* DATA PROVIDED *
::::::::::
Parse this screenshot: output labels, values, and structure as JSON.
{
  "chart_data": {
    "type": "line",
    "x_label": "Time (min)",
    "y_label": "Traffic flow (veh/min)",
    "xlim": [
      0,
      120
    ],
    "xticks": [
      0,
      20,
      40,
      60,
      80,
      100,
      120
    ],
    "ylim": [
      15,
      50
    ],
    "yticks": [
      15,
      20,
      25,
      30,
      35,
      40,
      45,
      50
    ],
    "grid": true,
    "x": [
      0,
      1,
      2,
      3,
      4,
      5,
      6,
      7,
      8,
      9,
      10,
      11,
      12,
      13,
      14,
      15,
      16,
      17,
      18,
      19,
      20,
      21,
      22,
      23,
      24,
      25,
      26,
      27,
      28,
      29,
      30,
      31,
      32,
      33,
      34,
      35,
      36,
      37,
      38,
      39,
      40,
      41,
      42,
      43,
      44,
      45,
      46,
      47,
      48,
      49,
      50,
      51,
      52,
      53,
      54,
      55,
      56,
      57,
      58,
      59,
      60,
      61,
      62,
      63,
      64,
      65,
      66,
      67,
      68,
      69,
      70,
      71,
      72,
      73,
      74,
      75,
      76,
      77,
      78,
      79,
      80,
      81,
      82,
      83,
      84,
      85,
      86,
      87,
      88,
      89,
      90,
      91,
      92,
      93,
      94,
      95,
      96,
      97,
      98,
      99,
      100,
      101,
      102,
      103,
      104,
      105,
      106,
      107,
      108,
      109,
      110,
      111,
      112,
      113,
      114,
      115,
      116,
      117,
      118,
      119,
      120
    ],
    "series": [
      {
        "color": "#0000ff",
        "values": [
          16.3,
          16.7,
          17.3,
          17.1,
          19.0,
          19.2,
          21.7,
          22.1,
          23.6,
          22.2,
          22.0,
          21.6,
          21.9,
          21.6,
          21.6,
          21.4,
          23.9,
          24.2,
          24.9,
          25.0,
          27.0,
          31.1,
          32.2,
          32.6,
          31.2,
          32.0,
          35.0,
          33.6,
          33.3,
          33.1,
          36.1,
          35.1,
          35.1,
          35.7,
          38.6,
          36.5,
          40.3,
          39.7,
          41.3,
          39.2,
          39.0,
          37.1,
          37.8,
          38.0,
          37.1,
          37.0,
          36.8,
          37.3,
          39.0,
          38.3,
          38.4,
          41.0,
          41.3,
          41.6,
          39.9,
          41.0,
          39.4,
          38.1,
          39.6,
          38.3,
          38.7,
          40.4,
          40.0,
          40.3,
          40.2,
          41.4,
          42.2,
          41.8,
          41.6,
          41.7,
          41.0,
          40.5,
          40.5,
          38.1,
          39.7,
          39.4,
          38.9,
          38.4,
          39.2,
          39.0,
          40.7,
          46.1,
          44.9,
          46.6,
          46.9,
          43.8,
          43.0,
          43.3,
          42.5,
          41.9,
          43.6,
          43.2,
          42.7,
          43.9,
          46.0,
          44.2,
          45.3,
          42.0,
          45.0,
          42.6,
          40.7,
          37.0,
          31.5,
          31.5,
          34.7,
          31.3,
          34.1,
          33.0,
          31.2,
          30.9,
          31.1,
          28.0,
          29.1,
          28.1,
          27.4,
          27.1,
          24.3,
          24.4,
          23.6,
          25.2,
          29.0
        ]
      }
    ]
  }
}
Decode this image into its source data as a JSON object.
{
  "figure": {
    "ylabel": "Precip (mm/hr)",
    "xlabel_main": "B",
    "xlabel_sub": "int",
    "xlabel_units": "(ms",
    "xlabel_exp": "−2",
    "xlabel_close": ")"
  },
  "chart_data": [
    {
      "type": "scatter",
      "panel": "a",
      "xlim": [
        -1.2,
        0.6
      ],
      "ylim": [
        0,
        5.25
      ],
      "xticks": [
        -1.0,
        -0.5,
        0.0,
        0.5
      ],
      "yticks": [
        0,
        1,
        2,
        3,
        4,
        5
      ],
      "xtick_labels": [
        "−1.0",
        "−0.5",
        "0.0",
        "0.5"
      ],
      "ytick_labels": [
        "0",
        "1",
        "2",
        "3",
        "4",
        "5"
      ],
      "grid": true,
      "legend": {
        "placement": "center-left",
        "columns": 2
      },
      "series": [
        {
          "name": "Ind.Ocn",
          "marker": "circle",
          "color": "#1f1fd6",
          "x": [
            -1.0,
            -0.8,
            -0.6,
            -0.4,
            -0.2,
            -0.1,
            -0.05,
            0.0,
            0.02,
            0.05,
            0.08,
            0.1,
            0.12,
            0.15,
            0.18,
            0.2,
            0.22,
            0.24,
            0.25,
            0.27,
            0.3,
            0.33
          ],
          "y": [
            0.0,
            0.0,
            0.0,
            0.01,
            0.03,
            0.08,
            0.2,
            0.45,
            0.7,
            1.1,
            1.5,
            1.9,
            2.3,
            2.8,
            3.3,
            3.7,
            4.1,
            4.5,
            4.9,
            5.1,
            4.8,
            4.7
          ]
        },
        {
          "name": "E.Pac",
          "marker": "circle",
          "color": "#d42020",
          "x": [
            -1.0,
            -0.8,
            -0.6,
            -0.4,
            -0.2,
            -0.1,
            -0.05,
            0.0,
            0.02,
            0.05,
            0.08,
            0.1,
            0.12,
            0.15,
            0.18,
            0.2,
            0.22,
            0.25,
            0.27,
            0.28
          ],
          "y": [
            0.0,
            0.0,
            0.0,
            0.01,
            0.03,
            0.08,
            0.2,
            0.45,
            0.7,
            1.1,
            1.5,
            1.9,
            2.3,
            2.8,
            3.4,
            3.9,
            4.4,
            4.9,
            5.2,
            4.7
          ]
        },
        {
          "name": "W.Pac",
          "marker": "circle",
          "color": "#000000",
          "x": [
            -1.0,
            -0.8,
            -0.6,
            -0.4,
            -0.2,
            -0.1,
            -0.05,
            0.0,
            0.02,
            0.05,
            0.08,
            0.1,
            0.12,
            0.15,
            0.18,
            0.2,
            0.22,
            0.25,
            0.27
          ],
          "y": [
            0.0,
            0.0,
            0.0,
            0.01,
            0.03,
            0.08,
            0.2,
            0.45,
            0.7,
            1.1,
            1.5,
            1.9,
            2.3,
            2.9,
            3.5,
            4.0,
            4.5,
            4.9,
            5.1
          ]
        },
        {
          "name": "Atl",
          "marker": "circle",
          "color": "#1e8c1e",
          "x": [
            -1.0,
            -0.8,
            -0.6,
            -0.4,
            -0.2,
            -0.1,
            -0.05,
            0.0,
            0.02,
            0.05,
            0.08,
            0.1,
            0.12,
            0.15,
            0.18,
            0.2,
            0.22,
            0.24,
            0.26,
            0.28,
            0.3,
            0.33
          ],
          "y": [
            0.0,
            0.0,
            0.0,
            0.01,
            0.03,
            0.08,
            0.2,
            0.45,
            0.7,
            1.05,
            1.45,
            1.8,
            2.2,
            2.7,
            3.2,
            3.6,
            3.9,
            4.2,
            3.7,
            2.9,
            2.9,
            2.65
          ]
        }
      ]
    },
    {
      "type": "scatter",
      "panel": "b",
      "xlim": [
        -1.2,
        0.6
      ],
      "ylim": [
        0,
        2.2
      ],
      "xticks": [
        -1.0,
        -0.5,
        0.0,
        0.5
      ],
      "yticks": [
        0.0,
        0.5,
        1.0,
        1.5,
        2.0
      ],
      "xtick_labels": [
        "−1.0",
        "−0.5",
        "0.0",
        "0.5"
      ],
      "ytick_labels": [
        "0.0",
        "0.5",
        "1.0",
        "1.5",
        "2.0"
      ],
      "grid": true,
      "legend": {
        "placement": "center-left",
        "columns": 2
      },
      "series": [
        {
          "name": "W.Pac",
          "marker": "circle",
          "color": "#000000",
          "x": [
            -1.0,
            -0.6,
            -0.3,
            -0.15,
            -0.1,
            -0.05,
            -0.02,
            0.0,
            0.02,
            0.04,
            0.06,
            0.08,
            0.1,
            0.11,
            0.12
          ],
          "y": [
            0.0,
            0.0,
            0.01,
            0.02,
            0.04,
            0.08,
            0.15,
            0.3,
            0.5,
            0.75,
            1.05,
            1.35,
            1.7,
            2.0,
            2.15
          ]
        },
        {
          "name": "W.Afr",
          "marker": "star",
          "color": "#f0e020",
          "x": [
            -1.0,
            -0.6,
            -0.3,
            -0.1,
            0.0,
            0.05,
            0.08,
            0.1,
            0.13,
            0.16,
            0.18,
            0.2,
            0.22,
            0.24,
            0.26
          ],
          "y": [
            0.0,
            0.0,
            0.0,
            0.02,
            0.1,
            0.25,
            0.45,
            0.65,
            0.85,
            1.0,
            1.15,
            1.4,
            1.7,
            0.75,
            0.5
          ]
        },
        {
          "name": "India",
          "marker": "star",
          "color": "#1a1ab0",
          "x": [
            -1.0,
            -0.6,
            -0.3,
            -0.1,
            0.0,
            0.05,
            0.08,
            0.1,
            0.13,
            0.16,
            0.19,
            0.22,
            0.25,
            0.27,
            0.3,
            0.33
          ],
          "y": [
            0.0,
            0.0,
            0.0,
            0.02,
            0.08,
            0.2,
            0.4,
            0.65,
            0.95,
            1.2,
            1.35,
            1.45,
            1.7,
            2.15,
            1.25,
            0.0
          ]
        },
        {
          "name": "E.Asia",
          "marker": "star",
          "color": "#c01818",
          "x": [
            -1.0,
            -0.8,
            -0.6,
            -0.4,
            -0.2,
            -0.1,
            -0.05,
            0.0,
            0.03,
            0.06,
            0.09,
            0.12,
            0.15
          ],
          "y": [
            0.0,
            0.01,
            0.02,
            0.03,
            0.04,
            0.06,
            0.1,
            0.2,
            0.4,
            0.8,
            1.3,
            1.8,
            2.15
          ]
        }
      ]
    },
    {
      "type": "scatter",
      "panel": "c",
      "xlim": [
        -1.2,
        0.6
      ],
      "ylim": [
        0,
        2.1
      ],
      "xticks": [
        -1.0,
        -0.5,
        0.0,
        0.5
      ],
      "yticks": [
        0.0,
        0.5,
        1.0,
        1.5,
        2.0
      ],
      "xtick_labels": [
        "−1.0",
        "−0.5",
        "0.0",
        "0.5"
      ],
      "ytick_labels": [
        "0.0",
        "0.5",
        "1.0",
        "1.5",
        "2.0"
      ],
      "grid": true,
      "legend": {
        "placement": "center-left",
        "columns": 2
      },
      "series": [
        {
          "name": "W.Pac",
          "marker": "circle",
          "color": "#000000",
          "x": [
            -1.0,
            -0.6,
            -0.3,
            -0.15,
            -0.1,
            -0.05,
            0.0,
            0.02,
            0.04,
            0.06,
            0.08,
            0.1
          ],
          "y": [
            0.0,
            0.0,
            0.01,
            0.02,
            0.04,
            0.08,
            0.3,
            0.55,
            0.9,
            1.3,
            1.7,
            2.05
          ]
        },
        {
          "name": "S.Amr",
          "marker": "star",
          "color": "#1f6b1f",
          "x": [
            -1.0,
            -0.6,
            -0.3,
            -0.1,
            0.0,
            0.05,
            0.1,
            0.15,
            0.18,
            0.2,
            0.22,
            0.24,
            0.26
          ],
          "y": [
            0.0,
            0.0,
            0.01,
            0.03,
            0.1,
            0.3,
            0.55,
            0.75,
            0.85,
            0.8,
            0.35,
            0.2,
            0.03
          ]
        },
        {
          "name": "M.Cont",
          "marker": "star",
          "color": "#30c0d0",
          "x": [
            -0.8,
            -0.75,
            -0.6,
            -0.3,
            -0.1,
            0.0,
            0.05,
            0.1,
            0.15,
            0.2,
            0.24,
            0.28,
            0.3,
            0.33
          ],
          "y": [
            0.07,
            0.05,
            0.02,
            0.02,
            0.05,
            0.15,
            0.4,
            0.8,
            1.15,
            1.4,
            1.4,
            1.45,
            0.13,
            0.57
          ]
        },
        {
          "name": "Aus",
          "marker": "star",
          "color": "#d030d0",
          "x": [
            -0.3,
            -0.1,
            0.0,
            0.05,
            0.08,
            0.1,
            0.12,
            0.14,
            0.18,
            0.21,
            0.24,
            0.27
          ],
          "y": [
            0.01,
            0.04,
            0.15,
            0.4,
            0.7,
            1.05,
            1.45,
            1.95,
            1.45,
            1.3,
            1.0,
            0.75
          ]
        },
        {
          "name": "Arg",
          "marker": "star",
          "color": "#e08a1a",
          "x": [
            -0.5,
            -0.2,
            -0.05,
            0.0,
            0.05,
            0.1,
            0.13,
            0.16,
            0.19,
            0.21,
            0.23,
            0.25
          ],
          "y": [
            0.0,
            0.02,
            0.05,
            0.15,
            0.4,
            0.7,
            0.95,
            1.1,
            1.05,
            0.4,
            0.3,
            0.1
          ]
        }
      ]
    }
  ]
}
::::::::::
* DIRECTIVE *
Reproduce each line of the entries in which the word "JSON" is found.

* FINISHED EXERCISE *
Parse this screenshot: output labels, values, and structure as JSON.
Decode this image into its source data as a JSON object.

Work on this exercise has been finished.